Extract each line containing the string "SRMTID".

:::::

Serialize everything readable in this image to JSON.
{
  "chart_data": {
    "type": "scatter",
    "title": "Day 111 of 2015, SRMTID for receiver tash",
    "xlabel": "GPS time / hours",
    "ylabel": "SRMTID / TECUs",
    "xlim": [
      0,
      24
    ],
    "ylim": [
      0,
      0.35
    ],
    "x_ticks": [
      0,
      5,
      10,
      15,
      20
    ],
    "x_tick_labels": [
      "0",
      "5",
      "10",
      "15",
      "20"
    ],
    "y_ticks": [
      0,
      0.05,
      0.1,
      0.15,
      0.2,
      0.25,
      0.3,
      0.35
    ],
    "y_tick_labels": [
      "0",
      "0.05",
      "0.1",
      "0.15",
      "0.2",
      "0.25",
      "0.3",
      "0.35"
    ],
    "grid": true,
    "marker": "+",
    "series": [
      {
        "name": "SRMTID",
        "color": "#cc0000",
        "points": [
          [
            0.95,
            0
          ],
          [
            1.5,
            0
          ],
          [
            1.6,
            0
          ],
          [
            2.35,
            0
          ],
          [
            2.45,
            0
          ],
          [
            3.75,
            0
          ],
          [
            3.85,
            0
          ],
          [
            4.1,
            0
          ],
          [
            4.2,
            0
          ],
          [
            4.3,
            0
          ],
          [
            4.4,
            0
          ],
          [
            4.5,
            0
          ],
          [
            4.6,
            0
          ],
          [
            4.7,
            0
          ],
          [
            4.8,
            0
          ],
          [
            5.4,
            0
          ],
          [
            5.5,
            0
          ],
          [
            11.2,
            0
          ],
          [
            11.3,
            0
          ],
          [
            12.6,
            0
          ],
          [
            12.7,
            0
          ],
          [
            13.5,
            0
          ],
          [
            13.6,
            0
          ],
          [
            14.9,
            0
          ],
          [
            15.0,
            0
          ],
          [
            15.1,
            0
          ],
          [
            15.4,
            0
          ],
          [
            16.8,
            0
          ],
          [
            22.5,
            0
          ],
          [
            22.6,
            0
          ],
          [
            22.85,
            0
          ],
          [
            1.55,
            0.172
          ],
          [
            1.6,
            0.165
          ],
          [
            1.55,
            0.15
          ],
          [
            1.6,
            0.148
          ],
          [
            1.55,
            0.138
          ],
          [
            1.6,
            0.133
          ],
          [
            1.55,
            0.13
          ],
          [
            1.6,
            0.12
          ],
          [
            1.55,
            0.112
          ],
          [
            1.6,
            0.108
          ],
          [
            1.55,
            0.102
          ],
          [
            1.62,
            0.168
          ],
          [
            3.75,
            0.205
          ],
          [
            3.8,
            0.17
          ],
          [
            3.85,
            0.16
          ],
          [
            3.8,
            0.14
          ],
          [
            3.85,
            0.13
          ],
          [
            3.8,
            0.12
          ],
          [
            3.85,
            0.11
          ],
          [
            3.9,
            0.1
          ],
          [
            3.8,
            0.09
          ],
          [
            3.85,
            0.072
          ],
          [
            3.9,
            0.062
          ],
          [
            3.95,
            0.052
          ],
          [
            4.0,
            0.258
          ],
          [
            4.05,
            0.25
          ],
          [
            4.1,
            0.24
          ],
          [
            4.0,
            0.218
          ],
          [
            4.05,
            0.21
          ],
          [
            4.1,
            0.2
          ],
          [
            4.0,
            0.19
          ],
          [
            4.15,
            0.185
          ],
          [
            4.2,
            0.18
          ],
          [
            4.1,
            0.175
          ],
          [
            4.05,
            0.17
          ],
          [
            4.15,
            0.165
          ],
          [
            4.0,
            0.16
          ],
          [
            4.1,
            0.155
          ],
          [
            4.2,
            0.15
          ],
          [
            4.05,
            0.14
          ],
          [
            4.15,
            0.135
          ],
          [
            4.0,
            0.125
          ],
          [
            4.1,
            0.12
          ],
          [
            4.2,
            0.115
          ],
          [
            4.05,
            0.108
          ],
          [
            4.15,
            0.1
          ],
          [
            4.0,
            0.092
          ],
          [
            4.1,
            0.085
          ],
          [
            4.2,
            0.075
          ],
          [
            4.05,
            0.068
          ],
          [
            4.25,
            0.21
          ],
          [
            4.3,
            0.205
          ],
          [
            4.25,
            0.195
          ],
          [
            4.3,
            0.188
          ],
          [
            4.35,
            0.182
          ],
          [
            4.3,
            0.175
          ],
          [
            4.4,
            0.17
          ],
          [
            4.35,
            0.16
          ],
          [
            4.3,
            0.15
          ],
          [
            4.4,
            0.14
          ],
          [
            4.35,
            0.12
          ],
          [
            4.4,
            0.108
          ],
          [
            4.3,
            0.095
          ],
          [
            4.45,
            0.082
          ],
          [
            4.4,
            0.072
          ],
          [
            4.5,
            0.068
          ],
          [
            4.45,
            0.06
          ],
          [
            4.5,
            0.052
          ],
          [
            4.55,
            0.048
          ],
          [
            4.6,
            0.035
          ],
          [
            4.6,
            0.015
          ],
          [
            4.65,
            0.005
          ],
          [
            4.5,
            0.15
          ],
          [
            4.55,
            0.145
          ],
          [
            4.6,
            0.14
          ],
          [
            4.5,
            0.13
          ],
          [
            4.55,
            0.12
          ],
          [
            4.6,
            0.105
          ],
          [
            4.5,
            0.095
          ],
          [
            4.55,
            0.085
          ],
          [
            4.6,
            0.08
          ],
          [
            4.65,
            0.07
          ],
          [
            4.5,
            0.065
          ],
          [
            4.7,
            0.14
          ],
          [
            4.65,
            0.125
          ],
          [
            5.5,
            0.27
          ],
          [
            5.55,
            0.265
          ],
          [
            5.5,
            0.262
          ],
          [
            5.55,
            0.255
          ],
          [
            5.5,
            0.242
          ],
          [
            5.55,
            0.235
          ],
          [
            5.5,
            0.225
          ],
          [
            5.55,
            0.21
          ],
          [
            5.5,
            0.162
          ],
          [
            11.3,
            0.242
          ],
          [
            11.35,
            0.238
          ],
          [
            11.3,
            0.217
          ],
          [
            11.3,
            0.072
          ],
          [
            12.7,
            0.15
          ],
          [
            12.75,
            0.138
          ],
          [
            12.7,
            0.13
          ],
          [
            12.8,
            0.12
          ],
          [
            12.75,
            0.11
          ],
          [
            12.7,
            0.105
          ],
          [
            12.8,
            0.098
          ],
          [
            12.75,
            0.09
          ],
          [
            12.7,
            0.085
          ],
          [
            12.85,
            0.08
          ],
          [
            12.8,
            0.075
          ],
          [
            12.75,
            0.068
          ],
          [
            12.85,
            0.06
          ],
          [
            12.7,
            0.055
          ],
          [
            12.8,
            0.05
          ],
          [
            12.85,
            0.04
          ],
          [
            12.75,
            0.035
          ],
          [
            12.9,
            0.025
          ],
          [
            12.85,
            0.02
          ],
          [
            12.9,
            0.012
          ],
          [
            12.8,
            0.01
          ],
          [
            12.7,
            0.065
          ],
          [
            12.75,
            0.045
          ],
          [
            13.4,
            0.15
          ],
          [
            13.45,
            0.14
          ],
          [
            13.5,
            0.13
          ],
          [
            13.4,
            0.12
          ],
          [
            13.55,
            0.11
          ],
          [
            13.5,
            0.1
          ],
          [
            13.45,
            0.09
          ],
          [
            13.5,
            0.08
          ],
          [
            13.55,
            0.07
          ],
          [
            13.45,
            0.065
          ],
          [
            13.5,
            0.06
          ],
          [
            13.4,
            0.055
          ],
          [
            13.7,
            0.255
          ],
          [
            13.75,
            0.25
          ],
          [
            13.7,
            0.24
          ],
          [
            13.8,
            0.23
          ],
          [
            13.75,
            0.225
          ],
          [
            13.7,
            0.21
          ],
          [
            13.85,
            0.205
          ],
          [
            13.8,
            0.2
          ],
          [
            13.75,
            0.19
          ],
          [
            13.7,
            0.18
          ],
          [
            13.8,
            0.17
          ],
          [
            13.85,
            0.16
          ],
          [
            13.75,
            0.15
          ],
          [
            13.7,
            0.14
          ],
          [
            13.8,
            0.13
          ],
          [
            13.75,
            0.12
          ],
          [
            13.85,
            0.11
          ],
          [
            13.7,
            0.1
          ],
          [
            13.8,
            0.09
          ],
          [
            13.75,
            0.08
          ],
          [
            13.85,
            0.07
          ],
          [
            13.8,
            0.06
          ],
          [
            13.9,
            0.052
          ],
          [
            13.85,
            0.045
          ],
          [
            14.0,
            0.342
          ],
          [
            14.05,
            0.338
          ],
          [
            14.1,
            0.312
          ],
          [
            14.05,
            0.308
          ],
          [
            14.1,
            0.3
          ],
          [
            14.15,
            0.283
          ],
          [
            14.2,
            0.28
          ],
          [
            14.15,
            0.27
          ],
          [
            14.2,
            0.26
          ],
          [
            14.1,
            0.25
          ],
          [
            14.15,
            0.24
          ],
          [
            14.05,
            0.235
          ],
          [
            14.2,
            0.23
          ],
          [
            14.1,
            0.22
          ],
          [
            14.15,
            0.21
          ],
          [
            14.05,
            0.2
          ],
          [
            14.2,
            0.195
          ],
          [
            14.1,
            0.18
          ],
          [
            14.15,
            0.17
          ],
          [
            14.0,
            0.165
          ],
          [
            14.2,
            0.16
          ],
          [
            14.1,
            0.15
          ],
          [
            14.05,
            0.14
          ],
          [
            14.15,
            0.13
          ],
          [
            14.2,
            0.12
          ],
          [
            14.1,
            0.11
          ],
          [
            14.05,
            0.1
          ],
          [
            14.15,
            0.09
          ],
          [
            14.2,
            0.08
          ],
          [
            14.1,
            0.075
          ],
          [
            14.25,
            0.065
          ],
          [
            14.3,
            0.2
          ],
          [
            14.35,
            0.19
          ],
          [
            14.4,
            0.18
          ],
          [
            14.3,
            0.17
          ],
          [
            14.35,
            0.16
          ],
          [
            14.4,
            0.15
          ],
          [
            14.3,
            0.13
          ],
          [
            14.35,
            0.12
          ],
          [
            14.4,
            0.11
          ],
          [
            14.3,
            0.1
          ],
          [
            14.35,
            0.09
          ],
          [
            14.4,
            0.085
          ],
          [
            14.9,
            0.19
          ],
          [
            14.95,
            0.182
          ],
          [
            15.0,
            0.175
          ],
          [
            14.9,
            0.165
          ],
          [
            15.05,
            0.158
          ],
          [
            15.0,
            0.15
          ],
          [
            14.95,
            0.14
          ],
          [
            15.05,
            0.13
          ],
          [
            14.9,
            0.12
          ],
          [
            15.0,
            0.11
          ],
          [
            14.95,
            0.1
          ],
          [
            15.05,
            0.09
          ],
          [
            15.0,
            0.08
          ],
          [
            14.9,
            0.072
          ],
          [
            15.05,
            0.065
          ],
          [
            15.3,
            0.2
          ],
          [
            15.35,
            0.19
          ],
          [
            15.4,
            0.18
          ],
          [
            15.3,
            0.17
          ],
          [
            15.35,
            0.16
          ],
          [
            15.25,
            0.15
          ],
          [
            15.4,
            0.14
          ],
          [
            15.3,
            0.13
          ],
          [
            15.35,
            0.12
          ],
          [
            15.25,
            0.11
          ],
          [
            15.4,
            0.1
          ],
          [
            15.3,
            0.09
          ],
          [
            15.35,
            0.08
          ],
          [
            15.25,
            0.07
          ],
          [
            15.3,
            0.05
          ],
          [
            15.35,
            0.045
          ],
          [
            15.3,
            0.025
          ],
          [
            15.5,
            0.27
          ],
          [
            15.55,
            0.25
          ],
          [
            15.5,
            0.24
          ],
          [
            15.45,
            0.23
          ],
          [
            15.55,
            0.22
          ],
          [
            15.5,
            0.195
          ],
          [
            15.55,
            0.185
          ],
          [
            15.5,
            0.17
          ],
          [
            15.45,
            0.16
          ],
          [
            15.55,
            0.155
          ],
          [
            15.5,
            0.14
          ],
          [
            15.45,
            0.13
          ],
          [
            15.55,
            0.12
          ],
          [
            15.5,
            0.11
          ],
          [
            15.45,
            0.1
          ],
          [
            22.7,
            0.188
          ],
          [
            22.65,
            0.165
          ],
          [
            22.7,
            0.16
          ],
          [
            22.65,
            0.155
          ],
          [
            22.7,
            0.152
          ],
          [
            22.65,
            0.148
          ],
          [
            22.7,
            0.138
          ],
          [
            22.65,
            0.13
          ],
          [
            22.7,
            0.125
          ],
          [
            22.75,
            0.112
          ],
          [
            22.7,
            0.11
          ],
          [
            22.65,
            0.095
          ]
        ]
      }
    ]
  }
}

:::::

Response ::
    "title": "Day 111 of 2015, SRMTID for receiver tash",
    "ylabel": "SRMTID / TECUs",
        "name": "SRMTID",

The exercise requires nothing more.